The task: Tell how many lines in these records contain the string "ತರಗತ", with only the number as the reply.

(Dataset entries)
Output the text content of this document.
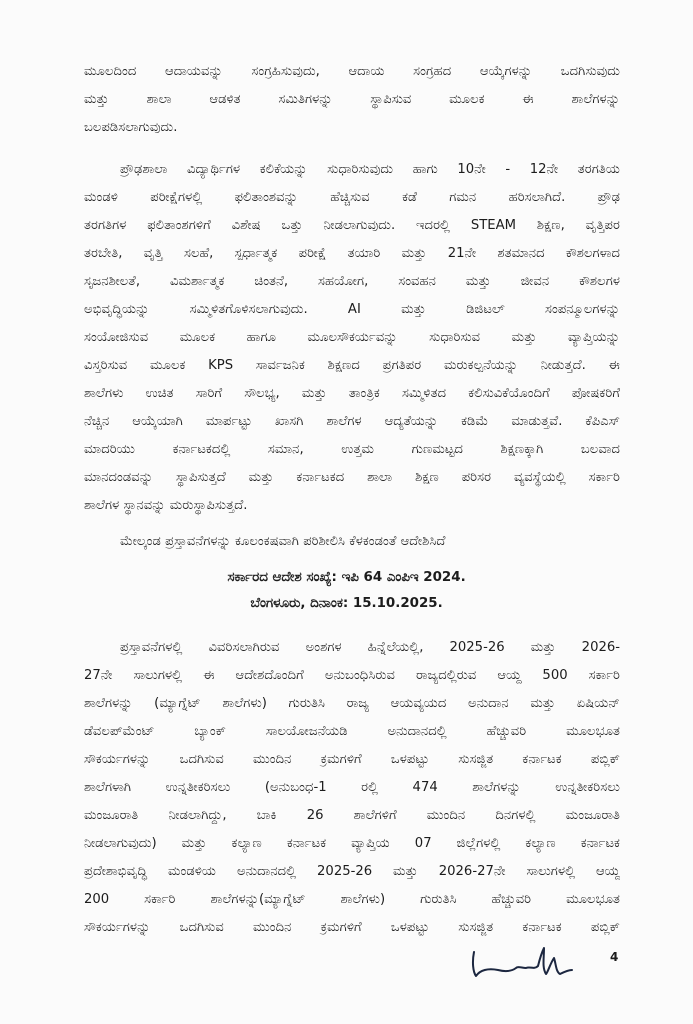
ಮೂಲದಿಂದ ಆದಾಯವನ್ನು ಸಂಗ್ರಹಿಸುವುದು, ಆದಾಯ ಸಂಗ್ರಹದ ಆಯ್ಕೆಗಳನ್ನು ಒದಗಿಸುವುದು
ಮತ್ತು ಶಾಲಾ ಆಡಳಿತ ಸಮಿತಿಗಳನ್ನು ಸ್ಥಾಪಿಸುವ ಮೂಲಕ ಈ ಶಾಲೆಗಳನ್ನು
ಬಲಪಡಿಸಲಾಗುವುದು.

ಪ್ರೌಢಶಾಲಾ ವಿದ್ಯಾರ್ಥಿಗಳ ಕಲಿಕೆಯನ್ನು ಸುಧಾರಿಸುವುದು ಹಾಗು 10ನೇ - 12ನೇ ತರಗತಿಯ
ಮಂಡಳಿ ಪರೀಕ್ಷೆಗಳಲ್ಲಿ ಫಲಿತಾಂಶವನ್ನು ಹೆಚ್ಚಿಸುವ ಕಡೆ ಗಮನ ಹರಿಸಲಾಗಿದೆ. ಪ್ರೌಢ
ತರಗತಿಗಳ ಫಲಿತಾಂಶಗಳಿಗೆ ವಿಶೇಷ ಒತ್ತು ನೀಡಲಾಗುವುದು. ಇದರಲ್ಲಿ STEAM ಶಿಕ್ಷಣ, ವೃತ್ತಿಪರ
ತರಬೇತಿ, ವೃತ್ತಿ ಸಲಹೆ, ಸ್ಪರ್ಧಾತ್ಮಕ ಪರೀಕ್ಷೆ ತಯಾರಿ ಮತ್ತು 21ನೇ ಶತಮಾನದ ಕೌಶಲಗಳಾದ
ಸೃಜನಶೀಲತೆ, ವಿಮರ್ಶಾತ್ಮಕ ಚಿಂತನೆ, ಸಹಯೋಗ, ಸಂವಹನ ಮತ್ತು ಜೀವನ ಕೌಶಲಗಳ
ಅಭಿವೃದ್ಧಿಯನ್ನು ಸಮ್ಮಿಳಿತಗೊಳಿಸಲಾಗುವುದು. AI ಮತ್ತು ಡಿಜಿಟಲ್ ಸಂಪನ್ಮೂಲಗಳನ್ನು
ಸಂಯೋಜಿಸುವ ಮೂಲಕ ಹಾಗೂ ಮೂಲಸೌಕರ್ಯವನ್ನು ಸುಧಾರಿಸುವ ಮತ್ತು ವ್ಯಾಪ್ತಿಯನ್ನು
ವಿಸ್ತರಿಸುವ ಮೂಲಕ KPS ಸಾರ್ವಜನಿಕ ಶಿಕ್ಷಣದ ಪ್ರಗತಿಪರ ಮರುಕಲ್ಪನೆಯನ್ನು ನೀಡುತ್ತದೆ. ಈ
ಶಾಲೆಗಳು ಉಚಿತ ಸಾರಿಗೆ ಸೌಲಭ್ಯ, ಮತ್ತು ತಾಂತ್ರಿಕ ಸಮ್ಮಿಳಿತದ ಕಲಿಸುವಿಕೆಯೊಂದಿಗೆ ಪೋಷಕರಿಗೆ
ನೆಚ್ಚಿನ ಆಯ್ಕೆಯಾಗಿ ಮಾರ್ಪಟ್ಟು ಖಾಸಗಿ ಶಾಲೆಗಳ ಆದ್ಯತೆಯನ್ನು ಕಡಿಮೆ ಮಾಡುತ್ತವೆ. ಕೆಪಿಎಸ್
ಮಾದರಿಯು ಕರ್ನಾಟಕದಲ್ಲಿ ಸಮಾನ, ಉತ್ತಮ ಗುಣಮಟ್ಟದ ಶಿಕ್ಷಣಕ್ಕಾಗಿ ಬಲವಾದ
ಮಾನದಂಡವನ್ನು ಸ್ಥಾಪಿಸುತ್ತದೆ ಮತ್ತು ಕರ್ನಾಟಕದ ಶಾಲಾ ಶಿಕ್ಷಣ ಪರಿಸರ ವ್ಯವಸ್ಥೆಯಲ್ಲಿ ಸರ್ಕಾರಿ
ಶಾಲೆಗಳ ಸ್ಥಾನವನ್ನು ಮರುಸ್ಥಾಪಿಸುತ್ತದೆ.

ಮೇಲ್ಕಂಡ ಪ್ರಸ್ತಾವನೆಗಳನ್ನು ಕೂಲಂಕಷವಾಗಿ ಪರಿಶೀಲಿಸಿ ಕೆಳಕಂಡಂತೆ ಆದೇಶಿಸಿದೆ

ಸರ್ಕಾರದ ಆದೇಶ ಸಂಖ್ಯೆ: ಇಪಿ 64 ಎಂಪಿಇ 2024.

ಬೆಂಗಳೂರು, ದಿನಾಂಕ: 15.10.2025.

ಪ್ರಸ್ತಾವನೆಗಳಲ್ಲಿ ವಿವರಿಸಲಾಗಿರುವ ಅಂಶಗಳ ಹಿನ್ನೆಲೆಯಲ್ಲಿ, 2025-26 ಮತ್ತು 2026-
27ನೇ ಸಾಲುಗಳಲ್ಲಿ ಈ ಆದೇಶದೊಂದಿಗೆ ಅನುಬಂಧಿಸಿರುವ ರಾಜ್ಯದಲ್ಲಿರುವ ಆಯ್ದ 500 ಸರ್ಕಾರಿ
ಶಾಲೆಗಳನ್ನು (ಮ್ಯಾಗ್ನೆಟ್ ಶಾಲೆಗಳು) ಗುರುತಿಸಿ ರಾಜ್ಯ ಆಯವ್ಯಯದ ಅನುದಾನ ಮತ್ತು ಏಷಿಯನ್
ಡೆವಲಪ್‌ಮೆಂಟ್ ಬ್ಯಾಂಕ್ ಸಾಲಯೋಜನೆಯಡಿ ಅನುದಾನದಲ್ಲಿ ಹೆಚ್ಚುವರಿ ಮೂಲಭೂತ
ಸೌಕರ್ಯಗಳನ್ನು ಒದಗಿಸುವ ಮುಂದಿನ ಕ್ರಮಗಳಿಗೆ ಒಳಪಟ್ಟು ಸುಸಜ್ಜಿತ ಕರ್ನಾಟಕ ಪಬ್ಲಿಕ್
ಶಾಲೆಗಳಾಗಿ ಉನ್ನತೀಕರಿಸಲು (ಅನುಬಂಧ-1 ರಲ್ಲಿ 474 ಶಾಲೆಗಳನ್ನು ಉನ್ನತೀಕರಿಸಲು
ಮಂಜೂರಾತಿ ನೀಡಲಾಗಿದ್ದು, ಬಾಕಿ 26 ಶಾಲೆಗಳಿಗೆ ಮುಂದಿನ ದಿನಗಳಲ್ಲಿ ಮಂಜೂರಾತಿ
ನೀಡಲಾಗುವುದು) ಮತ್ತು ಕಲ್ಯಾಣ ಕರ್ನಾಟಕ ವ್ಯಾಪ್ತಿಯ 07 ಜಿಲ್ಲೆಗಳಲ್ಲಿ ಕಲ್ಯಾಣ ಕರ್ನಾಟಕ
ಪ್ರದೇಶಾಭಿವೃದ್ಧಿ ಮಂಡಳಿಯ ಅನುದಾನದಲ್ಲಿ 2025-26 ಮತ್ತು 2026-27ನೇ ಸಾಲುಗಳಲ್ಲಿ ಆಯ್ದ
200 ಸರ್ಕಾರಿ ಶಾಲೆಗಳನ್ನು(ಮ್ಯಾಗ್ನೆಟ್ ಶಾಲೆಗಳು) ಗುರುತಿಸಿ ಹೆಚ್ಚುವರಿ ಮೂಲಭೂತ
ಸೌಕರ್ಯಗಳನ್ನು ಒದಗಿಸುವ ಮುಂದಿನ ಕ್ರಮಗಳಿಗೆ ಒಳಪಟ್ಟು ಸುಸಜ್ಜಿತ ಕರ್ನಾಟಕ ಪಬ್ಲಿಕ್

4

Result: 2